OBJECTIVE:
Every record below is to be retyped exactly.

>> Begin EXERCISE INPUT

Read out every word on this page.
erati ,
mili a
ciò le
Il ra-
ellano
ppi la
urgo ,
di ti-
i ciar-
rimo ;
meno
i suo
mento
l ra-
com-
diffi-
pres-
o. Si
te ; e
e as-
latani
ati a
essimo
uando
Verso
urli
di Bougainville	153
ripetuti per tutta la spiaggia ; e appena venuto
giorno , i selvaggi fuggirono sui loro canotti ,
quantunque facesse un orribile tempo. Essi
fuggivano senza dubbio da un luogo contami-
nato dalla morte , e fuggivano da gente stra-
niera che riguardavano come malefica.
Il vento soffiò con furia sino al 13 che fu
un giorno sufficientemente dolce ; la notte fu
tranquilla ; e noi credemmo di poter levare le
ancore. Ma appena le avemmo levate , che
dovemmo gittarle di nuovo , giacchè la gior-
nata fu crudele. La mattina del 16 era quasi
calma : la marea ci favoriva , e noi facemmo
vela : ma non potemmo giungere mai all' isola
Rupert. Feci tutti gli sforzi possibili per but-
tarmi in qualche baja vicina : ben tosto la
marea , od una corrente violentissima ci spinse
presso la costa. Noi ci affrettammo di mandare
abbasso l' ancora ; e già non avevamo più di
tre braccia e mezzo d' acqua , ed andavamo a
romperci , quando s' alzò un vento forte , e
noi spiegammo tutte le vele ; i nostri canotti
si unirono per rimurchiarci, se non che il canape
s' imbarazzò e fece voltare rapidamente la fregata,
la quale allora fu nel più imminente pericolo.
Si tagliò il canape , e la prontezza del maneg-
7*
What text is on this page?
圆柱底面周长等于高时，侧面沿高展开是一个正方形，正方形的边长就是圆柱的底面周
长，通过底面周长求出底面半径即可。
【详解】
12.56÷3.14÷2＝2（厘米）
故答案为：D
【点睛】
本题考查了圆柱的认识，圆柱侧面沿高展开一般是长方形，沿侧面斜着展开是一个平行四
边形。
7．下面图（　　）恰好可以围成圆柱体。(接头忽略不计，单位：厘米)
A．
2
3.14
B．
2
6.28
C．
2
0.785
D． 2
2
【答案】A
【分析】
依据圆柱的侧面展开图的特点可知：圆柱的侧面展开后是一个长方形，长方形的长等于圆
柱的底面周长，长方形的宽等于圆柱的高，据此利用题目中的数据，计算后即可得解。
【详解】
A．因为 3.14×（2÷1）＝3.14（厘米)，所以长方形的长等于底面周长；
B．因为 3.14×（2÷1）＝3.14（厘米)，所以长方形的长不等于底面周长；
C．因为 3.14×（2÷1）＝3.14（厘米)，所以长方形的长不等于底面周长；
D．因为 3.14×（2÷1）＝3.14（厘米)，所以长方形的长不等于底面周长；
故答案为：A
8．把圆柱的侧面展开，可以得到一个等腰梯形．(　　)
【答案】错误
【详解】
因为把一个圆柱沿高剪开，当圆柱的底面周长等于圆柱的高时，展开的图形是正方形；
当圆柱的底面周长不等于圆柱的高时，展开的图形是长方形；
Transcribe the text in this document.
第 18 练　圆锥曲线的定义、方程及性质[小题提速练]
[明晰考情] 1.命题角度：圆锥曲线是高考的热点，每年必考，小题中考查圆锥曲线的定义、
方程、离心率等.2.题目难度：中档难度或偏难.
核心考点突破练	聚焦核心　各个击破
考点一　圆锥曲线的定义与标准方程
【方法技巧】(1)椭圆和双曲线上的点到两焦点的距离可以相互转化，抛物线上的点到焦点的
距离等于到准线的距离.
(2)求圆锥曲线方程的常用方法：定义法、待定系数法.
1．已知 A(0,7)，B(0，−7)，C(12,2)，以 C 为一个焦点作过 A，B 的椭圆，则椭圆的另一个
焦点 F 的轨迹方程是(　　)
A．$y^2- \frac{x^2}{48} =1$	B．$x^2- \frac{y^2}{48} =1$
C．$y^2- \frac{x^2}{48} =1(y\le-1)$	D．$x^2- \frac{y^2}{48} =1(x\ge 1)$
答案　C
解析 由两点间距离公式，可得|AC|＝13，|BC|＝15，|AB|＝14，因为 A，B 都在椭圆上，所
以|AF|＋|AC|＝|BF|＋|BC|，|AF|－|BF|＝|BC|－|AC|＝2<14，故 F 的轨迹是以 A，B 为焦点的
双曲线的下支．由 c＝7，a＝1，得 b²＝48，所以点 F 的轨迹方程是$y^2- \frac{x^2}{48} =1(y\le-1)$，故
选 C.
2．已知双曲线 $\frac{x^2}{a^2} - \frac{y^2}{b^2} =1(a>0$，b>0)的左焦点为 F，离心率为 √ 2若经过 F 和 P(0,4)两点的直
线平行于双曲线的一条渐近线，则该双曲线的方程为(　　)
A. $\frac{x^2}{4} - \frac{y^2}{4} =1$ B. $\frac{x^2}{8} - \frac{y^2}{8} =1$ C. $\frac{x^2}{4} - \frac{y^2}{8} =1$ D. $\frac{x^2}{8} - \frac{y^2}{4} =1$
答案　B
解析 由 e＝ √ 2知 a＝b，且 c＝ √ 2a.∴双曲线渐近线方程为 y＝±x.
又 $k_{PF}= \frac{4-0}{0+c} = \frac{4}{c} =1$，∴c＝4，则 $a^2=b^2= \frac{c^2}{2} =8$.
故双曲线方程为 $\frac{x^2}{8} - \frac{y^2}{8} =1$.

>> End EXERCISE INPUT

RESULT:
Read out every word on this page.
erati ,
mili a
ciò le
Il ra-
ellano
ppi la
urgo ,
di ti-
i ciar-
rimo ;
meno
i suo
mento
l ra-
com-
diffi-
pres-
o. Si
te ; e
e as-
latani
ati a
essimo
uando
Verso
urli
di Bougainville	153
ripetuti per tutta la spiaggia ; e appena venuto
giorno , i selvaggi fuggirono sui loro canotti ,
quantunque facesse un orribile tempo. Essi
fuggivano senza dubbio da un luogo contami-
nato dalla morte , e fuggivano da gente stra-
niera che riguardavano come malefica.
Il vento soffiò con furia sino al 13 che fu
un giorno sufficientemente dolce ; la notte fu
tranquilla ; e noi credemmo di poter levare le
ancore. Ma appena le avemmo levate , che
dovemmo gittarle di nuovo , giacchè la gior-
nata fu crudele. La mattina del 16 era quasi
calma : la marea ci favoriva , e noi facemmo
vela : ma non potemmo giungere mai all' isola
Rupert. Feci tutti gli sforzi possibili per but-
tarmi in qualche baja vicina : ben tosto la
marea , od una corrente violentissima ci spinse
presso la costa. Noi ci affrettammo di mandare
abbasso l' ancora ; e già non avevamo più di
tre braccia e mezzo d' acqua , ed andavamo a
romperci , quando s' alzò un vento forte , e
noi spiegammo tutte le vele ; i nostri canotti
si unirono per rimurchiarci, se non che il canape
s' imbarazzò e fece voltare rapidamente la fregata,
la quale allora fu nel più imminente pericolo.
Si tagliò il canape , e la prontezza del maneg-
7*
What text is on this page?
圆柱底面周长等于高时，侧面沿高展开是一个正方形，正方形的边长就是圆柱的底面周
长，通过底面周长求出底面半径即可。
【详解】
12.56÷3.14÷2＝2（厘米）
故答案为：D
【点睛】
本题考查了圆柱的认识，圆柱侧面沿高展开一般是长方形，沿侧面斜着展开是一个平行四
边形。
7．下面图（　　）恰好可以围成圆柱体。(接头忽略不计，单位：厘米)
A．
2
3.14
B．
2
6.28
C．
2
0.785
D． 2
2
【答案】A
【分析】
依据圆柱的侧面展开图的特点可知：圆柱的侧面展开后是一个长方形，长方形的长等于圆
柱的底面周长，长方形的宽等于圆柱的高，据此利用题目中的数据，计算后即可得解。
【详解】
A．因为 3.14×（2÷1）＝3.14（厘米)，所以长方形的长等于底面周长；
B．因为 3.14×（2÷1）＝3.14（厘米)，所以长方形的长不等于底面周长；
C．因为 3.14×（2÷1）＝3.14（厘米)，所以长方形的长不等于底面周长；
D．因为 3.14×（2÷1）＝3.14（厘米)，所以长方形的长不等于底面周长；
故答案为：A
8．把圆柱的侧面展开，可以得到一个等腰梯形．(　　)
【答案】错误
【详解】
因为把一个圆柱沿高剪开，当圆柱的底面周长等于圆柱的高时，展开的图形是正方形；
当圆柱的底面周长不等于圆柱的高时，展开的图形是长方形；
Transcribe the text in this document.
第 18 练　圆锥曲线的定义、方程及性质[小题提速练]
[明晰考情] 1.命题角度：圆锥曲线是高考的热点，每年必考，小题中考查圆锥曲线的定义、
方程、离心率等.2.题目难度：中档难度或偏难.
核心考点突破练	聚焦核心　各个击破
考点一　圆锥曲线的定义与标准方程
【方法技巧】(1)椭圆和双曲线上的点到两焦点的距离可以相互转化，抛物线上的点到焦点的
距离等于到准线的距离.
(2)求圆锥曲线方程的常用方法：定义法、待定系数法.
1．已知 A(0,7)，B(0，−7)，C(12,2)，以 C 为一个焦点作过 A，B 的椭圆，则椭圆的另一个
焦点 F 的轨迹方程是(　　)
A．$y^2- \frac{x^2}{48} =1$	B．$x^2- \frac{y^2}{48} =1$
C．$y^2- \frac{x^2}{48} =1(y\le-1)$	D．$x^2- \frac{y^2}{48} =1(x\ge 1)$
答案　C
解析 由两点间距离公式，可得|AC|＝13，|BC|＝15，|AB|＝14，因为 A，B 都在椭圆上，所
以|AF|＋|AC|＝|BF|＋|BC|，|AF|－|BF|＝|BC|－|AC|＝2<14，故 F 的轨迹是以 A，B 为焦点的
双曲线的下支．由 c＝7，a＝1，得 b²＝48，所以点 F 的轨迹方程是$y^2- \frac{x^2}{48} =1(y\le-1)$，故
选 C.
2．已知双曲线 $\frac{x^2}{a^2} - \frac{y^2}{b^2} =1(a>0$，b>0)的左焦点为 F，离心率为 √ 2若经过 F 和 P(0,4)两点的直
线平行于双曲线的一条渐近线，则该双曲线的方程为(　　)
A. $\frac{x^2}{4} - \frac{y^2}{4} =1$ B. $\frac{x^2}{8} - \frac{y^2}{8} =1$ C. $\frac{x^2}{4} - \frac{y^2}{8} =1$ D. $\frac{x^2}{8} - \frac{y^2}{4} =1$
答案　B
解析 由 e＝ √ 2知 a＝b，且 c＝ √ 2a.∴双曲线渐近线方程为 y＝±x.
又 $k_{PF}= \frac{4-0}{0+c} = \frac{4}{c} =1$，∴c＝4，则 $a^2=b^2= \frac{c^2}{2} =8$.
故双曲线方程为 $\frac{x^2}{8} - \frac{y^2}{8} =1$.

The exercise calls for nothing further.